### Seçilen metin
+++

Güvendiğin yerden vurulmak
İnsan, hatalarından ders çıkarabildiği oranda olgunlaşır. Hatalarından ders çıkaramadığı zaman ise çamura saplanmış araba misali olduğu yerde patinaj çekip durur. Ne ileri gidebilir, ne de olduğu yerden bir adım geri... Bazen daha ileri gidebilmek için bir adım geri gidebilme hakkını da kaybetmiş olur. Böyle bir durumda ise ancak dışardan bir destek ile tekrar yoluna koyulabilir.
Hata, insana
mahsustur. Doğruyu bulmak için bile bazen hata yapmak gerekir. Ancak hatanın
çaresizliğine saplanıp kalmak yerine ilk emri 'Oku' olan dinin mensupları
olarak okuyup, araştırmalı ve hakikati öğrenip hayatımızda uygulamaya
çalışmalıyız. İşte o zaman en ufağından en büyüğüne kadar hangi sorunla
karşılaşırsak karşılaşalım asla tökezlemeyiz.

+++

[Düzen bölgesi satırları]
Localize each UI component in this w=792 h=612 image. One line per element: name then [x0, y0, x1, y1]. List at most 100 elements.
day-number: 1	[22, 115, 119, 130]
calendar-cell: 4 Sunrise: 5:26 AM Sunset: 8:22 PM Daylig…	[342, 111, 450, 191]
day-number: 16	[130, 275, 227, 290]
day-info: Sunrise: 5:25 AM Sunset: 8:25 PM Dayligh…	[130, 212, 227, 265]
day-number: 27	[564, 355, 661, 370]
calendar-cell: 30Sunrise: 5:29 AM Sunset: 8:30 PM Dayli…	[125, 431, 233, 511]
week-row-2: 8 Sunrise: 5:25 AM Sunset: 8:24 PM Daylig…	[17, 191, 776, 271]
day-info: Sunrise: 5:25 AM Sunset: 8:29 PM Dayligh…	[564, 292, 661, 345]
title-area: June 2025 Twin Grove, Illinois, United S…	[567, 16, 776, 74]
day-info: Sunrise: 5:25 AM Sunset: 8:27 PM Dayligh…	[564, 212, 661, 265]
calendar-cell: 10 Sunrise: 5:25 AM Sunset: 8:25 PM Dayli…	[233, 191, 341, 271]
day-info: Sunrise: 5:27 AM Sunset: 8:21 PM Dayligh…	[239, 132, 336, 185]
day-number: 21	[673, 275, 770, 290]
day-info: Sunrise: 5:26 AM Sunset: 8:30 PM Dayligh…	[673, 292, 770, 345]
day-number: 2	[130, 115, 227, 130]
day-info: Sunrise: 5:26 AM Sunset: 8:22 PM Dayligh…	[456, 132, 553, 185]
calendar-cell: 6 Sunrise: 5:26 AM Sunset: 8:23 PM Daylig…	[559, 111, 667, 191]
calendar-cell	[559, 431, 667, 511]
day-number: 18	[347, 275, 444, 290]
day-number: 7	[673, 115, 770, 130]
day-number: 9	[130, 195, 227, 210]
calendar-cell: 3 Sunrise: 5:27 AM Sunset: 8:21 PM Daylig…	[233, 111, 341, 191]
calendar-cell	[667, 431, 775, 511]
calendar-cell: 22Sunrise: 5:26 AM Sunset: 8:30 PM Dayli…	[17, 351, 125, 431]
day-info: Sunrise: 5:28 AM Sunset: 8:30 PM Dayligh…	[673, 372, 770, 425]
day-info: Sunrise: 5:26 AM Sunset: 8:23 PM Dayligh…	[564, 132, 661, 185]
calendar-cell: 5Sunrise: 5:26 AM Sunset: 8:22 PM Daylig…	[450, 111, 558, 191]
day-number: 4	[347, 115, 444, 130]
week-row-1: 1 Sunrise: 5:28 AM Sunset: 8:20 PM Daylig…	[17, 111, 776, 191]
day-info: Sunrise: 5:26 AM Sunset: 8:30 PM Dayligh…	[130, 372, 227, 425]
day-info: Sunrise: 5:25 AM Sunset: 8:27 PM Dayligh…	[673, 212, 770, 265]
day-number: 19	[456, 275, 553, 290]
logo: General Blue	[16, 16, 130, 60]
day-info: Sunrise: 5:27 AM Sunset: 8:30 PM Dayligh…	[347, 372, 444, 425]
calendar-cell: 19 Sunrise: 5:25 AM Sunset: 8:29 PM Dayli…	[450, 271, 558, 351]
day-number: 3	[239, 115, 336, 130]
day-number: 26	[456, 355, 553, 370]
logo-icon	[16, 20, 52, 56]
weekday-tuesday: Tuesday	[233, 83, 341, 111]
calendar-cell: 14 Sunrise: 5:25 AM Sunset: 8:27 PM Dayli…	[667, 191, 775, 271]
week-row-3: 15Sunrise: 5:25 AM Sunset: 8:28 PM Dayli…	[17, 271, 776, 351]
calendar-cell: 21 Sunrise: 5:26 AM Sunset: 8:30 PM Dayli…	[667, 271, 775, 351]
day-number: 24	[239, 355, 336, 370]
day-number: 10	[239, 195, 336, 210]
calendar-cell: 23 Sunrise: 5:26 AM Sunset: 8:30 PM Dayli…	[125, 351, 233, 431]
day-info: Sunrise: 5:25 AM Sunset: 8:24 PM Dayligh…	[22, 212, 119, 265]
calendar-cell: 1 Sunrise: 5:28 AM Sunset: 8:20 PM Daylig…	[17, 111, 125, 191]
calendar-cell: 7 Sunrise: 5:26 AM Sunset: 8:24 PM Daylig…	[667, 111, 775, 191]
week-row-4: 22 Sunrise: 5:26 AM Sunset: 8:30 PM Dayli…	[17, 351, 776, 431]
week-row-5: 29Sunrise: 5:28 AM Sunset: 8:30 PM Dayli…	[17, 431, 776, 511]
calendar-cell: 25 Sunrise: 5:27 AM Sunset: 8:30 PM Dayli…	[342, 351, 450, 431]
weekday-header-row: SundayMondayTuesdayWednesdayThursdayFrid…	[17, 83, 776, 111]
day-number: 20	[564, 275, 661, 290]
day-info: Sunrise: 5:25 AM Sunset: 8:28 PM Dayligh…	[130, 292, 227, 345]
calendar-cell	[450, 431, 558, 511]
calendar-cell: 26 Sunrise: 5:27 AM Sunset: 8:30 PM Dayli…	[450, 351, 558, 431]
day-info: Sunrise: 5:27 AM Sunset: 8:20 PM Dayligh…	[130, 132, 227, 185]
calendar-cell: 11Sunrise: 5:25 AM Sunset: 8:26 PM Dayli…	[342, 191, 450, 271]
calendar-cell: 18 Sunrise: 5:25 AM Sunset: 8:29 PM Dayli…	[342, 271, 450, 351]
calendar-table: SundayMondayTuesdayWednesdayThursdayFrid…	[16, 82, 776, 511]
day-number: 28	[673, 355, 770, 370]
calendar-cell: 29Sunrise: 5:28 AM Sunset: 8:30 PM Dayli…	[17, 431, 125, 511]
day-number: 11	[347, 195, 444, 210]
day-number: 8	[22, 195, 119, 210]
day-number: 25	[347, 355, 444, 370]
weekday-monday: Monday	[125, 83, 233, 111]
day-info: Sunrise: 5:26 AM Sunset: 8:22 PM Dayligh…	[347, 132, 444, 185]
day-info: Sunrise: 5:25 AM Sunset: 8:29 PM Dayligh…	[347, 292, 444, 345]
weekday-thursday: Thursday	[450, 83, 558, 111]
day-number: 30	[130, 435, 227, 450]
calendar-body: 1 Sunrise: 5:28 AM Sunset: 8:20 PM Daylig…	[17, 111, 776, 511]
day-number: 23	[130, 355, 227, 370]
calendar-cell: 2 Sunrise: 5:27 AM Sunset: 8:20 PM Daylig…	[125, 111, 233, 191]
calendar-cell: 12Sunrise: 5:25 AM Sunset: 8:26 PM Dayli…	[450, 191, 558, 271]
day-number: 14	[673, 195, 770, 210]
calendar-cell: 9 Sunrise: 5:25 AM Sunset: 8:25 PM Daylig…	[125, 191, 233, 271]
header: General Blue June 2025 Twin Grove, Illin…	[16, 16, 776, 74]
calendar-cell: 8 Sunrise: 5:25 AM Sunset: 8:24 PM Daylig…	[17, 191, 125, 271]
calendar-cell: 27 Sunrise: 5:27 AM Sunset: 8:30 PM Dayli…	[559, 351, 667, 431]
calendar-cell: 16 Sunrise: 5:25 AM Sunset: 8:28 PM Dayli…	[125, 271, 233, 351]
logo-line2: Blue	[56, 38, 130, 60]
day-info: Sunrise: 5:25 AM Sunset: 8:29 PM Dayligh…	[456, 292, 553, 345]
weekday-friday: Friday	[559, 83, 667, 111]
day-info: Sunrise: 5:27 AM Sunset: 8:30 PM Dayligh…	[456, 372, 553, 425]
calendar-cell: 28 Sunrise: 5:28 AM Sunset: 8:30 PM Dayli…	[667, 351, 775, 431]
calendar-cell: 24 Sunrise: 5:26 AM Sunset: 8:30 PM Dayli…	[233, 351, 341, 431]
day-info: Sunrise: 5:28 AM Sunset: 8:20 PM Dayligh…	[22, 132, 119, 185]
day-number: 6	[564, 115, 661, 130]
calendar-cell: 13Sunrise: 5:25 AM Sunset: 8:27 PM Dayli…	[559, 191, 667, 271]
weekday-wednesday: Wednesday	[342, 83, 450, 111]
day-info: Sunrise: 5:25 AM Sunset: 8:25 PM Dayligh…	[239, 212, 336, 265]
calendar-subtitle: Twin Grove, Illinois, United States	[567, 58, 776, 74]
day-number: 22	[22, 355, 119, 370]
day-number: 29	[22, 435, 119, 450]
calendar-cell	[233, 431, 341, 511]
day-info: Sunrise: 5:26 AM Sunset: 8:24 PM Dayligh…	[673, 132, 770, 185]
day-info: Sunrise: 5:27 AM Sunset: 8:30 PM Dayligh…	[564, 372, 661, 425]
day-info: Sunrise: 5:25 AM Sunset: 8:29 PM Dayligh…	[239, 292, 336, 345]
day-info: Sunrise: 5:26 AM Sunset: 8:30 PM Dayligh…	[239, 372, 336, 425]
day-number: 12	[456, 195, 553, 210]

+++

### Görev A
Hatalar üzerine yazıya göre, hatalarından ders çıkaramayan insan neye benzetiliyor?
### Görev B
Hatalar üzerine yazıyı, son cümlesinden sonra gelecek biçimde sürdürün.
Satırlara başvurmanız gerekmiyor.

### Beklenen çıktı A
Çamura saplanıp olduğu yerde patinaj çeken bir arabaya benzetiliyor.

### Beklenen çıktı B
Maalesef içinde
bulunduğumuz bu çağda hatalarımızın en önemli nedeni kendimize duyduğumuz aşırı
güvenden kaynaklanmaktadır. Olmaz, yapmaz, kesinlikle öyle değildir gibi tok
sözlü iddialarımız imtihanımızın yönünü belirliyor. Atalarımızın "Büyük
lokma ye, ama büyük söz söyleme!" sözü bir an kulaklarımızda
çınladı sanırım.
Büyük söz
söylemek, tok konuşmak, çağımızın en ağır illetlerindendir. Herhangi bir fikrin
savunuculuğundan tutun da siyasi, sosyal tercihlerimize kadar arkasında körü
körüne durduğumuz beşeri kaynaklı fikirler veya oluşumlar insan kaynaklı olduğu
için hata yapmaya müsait oluşumlardır. İnsan; hataya meyilli olduğu için,
onların ortaya koyduğu oluşumların da hata yapması olasıdır.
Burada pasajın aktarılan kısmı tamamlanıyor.